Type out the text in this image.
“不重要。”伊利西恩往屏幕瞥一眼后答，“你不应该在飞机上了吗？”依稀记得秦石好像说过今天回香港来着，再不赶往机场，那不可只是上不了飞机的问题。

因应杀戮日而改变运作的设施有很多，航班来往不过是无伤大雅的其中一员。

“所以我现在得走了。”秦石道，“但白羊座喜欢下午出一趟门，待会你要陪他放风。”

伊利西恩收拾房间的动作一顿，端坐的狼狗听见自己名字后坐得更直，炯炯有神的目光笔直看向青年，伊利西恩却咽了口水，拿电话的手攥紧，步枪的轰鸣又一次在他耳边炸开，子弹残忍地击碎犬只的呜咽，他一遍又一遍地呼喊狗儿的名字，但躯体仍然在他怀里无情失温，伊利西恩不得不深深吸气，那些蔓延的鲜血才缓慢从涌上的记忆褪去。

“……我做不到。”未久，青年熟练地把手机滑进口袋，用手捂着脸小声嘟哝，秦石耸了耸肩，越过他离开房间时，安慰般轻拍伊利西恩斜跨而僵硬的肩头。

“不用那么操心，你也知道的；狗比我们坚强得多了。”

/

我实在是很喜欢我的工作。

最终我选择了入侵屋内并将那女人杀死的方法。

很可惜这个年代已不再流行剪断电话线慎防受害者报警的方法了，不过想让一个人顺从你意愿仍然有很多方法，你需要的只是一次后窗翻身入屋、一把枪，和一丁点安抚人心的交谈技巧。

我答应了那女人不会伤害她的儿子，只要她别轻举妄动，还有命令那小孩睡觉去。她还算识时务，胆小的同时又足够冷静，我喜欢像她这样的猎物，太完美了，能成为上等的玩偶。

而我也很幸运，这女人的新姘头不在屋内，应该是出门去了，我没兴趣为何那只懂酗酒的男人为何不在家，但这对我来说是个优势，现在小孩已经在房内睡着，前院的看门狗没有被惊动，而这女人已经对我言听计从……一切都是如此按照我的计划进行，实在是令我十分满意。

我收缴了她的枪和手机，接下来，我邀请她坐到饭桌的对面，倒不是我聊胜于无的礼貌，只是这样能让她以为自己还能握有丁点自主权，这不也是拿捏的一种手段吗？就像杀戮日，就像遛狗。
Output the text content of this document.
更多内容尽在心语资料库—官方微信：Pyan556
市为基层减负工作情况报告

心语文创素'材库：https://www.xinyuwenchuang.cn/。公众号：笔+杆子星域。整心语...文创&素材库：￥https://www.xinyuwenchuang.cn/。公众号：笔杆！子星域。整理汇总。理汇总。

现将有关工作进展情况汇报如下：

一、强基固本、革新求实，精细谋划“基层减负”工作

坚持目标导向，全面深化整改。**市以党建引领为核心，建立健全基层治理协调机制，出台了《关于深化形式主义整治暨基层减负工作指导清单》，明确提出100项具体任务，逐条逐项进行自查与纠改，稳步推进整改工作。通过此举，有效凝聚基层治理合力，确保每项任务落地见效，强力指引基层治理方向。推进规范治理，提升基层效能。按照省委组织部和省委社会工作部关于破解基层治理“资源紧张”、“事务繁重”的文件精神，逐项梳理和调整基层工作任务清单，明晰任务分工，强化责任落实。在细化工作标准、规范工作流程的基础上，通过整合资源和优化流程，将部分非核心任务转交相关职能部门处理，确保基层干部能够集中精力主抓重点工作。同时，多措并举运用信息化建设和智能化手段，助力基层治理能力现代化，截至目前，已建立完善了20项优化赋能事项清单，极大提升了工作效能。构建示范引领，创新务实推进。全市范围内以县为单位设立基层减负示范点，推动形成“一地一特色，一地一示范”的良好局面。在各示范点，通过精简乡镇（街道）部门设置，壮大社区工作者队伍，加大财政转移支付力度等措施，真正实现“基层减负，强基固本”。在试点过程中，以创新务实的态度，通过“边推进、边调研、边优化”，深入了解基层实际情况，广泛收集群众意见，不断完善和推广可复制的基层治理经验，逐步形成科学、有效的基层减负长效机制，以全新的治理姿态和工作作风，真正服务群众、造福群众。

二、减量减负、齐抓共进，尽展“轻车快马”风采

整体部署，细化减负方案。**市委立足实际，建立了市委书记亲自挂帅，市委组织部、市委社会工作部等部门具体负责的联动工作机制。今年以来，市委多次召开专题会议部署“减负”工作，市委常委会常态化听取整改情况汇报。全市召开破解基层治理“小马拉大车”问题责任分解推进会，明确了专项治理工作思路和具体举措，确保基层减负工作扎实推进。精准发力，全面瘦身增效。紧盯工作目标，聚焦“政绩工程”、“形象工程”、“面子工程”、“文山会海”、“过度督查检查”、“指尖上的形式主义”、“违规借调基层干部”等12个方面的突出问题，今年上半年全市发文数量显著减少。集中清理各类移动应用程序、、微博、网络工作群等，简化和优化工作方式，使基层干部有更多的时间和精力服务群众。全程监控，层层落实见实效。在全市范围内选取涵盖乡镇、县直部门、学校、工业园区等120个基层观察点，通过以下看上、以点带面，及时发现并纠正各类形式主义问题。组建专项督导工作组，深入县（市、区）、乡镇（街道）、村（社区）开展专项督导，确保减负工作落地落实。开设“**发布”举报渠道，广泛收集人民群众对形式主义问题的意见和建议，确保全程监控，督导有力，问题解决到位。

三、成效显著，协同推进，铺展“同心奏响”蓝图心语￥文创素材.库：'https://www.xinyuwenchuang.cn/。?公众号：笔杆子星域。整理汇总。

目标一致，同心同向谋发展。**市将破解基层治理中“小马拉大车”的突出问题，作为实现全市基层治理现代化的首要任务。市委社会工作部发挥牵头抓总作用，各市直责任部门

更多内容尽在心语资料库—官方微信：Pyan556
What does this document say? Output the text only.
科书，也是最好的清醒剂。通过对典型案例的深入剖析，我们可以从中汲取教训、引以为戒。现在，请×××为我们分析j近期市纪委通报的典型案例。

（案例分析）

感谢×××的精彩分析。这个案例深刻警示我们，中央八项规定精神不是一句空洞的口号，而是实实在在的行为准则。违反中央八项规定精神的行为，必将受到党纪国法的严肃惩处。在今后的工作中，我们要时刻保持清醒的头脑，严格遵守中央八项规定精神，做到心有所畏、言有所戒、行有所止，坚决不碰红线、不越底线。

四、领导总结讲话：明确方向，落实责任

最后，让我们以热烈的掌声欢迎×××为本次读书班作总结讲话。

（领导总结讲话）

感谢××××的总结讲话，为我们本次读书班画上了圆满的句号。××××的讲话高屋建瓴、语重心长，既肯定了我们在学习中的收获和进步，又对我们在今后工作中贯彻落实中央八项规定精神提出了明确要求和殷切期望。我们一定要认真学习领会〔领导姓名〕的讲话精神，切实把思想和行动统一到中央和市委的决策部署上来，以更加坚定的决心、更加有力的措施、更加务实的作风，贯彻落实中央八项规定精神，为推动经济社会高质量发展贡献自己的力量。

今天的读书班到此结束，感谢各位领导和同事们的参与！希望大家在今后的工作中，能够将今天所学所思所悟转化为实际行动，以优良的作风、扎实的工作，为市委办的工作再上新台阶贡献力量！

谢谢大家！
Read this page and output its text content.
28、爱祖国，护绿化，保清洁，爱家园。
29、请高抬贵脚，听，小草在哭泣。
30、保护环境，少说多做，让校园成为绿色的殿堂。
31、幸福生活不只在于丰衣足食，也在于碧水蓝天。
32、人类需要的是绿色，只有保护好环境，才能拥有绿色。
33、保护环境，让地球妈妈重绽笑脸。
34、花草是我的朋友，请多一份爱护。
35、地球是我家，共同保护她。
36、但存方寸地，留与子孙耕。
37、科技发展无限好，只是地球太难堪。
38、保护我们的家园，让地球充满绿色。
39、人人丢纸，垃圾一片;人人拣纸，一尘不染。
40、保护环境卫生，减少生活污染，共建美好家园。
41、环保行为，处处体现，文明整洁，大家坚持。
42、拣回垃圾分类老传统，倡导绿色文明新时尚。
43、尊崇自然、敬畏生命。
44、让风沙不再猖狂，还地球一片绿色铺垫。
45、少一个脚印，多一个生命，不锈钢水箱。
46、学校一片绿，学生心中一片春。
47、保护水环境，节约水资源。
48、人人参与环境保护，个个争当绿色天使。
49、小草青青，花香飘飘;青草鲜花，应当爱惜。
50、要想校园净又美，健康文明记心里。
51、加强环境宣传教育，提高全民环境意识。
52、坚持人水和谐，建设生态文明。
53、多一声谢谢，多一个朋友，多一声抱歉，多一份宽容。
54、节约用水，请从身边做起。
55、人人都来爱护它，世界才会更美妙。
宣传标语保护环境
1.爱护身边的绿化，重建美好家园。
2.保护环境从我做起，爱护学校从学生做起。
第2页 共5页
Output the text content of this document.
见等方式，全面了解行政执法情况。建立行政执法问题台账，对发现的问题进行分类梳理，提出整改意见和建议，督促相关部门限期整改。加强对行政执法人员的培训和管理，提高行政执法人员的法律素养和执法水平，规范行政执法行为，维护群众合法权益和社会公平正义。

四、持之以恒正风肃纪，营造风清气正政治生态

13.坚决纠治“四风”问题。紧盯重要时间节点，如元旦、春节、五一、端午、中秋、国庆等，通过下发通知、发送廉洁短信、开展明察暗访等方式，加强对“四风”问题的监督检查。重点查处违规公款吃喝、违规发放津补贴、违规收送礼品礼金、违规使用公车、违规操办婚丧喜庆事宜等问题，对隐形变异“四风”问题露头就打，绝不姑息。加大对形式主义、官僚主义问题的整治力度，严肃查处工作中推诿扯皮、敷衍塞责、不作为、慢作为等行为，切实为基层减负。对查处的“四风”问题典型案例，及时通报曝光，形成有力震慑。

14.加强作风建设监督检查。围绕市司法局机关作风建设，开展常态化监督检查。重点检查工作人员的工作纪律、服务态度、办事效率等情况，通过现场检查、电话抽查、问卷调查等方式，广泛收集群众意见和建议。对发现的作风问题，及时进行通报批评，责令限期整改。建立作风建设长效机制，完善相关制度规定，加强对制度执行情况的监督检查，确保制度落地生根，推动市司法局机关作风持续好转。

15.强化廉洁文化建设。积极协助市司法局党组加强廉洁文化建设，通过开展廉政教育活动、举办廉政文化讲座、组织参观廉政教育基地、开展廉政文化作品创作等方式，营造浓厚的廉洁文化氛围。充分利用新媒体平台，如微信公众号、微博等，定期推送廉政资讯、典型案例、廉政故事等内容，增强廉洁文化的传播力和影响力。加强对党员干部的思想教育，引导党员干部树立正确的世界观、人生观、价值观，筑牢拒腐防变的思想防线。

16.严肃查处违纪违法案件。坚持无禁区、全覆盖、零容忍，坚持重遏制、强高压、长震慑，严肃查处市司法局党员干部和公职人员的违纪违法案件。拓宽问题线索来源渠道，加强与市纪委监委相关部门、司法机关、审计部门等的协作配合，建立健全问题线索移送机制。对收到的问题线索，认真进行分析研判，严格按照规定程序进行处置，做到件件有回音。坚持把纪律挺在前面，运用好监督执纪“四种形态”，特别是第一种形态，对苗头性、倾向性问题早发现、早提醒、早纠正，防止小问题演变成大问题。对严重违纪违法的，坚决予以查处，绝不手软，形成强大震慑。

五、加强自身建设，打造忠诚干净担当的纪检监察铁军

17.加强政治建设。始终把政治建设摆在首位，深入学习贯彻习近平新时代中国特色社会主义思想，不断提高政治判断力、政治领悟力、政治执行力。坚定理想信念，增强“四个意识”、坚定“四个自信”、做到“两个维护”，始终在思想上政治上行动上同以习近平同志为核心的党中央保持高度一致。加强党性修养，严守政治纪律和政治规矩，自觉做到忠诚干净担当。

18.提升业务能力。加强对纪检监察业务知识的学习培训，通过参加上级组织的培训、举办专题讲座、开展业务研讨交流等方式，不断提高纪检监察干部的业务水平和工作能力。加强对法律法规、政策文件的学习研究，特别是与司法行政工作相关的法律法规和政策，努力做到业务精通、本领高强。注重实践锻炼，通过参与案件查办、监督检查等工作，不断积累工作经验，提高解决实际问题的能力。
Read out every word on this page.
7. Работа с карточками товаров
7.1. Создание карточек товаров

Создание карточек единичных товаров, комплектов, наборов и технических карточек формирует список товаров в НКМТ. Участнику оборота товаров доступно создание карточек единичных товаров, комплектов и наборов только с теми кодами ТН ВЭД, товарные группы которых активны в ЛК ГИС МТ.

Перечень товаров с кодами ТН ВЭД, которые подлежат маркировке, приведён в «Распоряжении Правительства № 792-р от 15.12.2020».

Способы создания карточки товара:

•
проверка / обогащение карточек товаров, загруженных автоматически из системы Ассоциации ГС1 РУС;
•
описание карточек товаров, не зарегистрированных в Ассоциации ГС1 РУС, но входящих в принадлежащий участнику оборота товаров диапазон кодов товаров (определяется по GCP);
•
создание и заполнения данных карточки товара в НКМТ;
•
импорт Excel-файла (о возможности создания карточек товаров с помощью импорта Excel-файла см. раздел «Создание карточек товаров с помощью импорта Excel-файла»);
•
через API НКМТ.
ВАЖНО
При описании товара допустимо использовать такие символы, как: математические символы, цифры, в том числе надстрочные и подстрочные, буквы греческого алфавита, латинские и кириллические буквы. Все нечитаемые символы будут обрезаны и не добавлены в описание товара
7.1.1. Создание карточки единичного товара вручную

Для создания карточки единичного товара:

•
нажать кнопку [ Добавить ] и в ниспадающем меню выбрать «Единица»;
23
|---|
#### [Exercise brief]
Of all the lines in the material above, how many contain the word "this"? Give only the count.

#### [Written solution]
6